● Work to be completed
Tally the lines that include the word "Jurong" and reply with nothing but the total.

● Supplied data
▼▼▼

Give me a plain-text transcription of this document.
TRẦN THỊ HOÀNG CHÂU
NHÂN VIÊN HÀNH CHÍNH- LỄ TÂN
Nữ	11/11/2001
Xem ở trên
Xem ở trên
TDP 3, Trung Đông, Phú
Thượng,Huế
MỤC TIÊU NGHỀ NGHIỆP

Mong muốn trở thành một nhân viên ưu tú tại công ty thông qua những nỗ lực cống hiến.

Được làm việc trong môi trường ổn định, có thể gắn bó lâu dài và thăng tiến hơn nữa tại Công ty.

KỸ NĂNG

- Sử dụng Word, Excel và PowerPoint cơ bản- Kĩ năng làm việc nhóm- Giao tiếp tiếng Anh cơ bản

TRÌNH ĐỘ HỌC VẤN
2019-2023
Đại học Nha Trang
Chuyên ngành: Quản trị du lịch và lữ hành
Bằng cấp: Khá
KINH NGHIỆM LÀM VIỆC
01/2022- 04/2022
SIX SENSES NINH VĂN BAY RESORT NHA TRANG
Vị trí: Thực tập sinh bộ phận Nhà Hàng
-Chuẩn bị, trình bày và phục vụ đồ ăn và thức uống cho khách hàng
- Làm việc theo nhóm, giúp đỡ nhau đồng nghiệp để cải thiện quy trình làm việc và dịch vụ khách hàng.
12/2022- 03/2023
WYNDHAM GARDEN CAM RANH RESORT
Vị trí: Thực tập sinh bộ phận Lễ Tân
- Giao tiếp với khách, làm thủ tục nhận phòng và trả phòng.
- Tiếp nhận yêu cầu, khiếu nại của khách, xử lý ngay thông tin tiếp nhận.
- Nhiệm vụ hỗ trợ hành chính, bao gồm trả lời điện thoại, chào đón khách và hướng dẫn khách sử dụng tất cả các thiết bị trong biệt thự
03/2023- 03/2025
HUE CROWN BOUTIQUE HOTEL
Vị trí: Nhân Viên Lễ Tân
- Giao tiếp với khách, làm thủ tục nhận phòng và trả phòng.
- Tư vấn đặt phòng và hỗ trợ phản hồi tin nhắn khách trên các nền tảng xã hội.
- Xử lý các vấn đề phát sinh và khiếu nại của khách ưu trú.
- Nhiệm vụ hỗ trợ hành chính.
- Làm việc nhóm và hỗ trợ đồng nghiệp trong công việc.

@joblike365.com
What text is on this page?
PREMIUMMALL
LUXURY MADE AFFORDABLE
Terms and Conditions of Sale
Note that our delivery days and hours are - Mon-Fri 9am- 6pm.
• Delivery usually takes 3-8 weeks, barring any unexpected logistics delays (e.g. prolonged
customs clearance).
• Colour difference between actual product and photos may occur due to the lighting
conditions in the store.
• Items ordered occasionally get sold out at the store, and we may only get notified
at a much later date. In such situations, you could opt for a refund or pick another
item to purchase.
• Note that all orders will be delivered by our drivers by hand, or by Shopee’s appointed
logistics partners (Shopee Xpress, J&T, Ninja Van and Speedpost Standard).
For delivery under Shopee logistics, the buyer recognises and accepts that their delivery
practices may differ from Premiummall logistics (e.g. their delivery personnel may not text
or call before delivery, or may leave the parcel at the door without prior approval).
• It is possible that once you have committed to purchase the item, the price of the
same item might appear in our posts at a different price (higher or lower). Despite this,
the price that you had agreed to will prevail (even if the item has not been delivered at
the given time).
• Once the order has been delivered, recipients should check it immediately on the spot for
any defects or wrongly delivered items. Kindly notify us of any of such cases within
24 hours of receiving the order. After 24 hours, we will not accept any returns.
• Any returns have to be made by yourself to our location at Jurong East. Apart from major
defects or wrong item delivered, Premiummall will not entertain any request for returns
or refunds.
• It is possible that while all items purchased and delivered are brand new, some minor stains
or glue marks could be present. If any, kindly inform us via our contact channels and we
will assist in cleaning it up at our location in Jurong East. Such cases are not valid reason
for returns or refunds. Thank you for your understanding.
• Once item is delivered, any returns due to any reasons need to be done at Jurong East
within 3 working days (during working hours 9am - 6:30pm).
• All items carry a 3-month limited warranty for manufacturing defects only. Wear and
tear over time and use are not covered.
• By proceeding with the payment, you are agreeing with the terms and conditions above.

▲▲▲

● Solution to the problem
3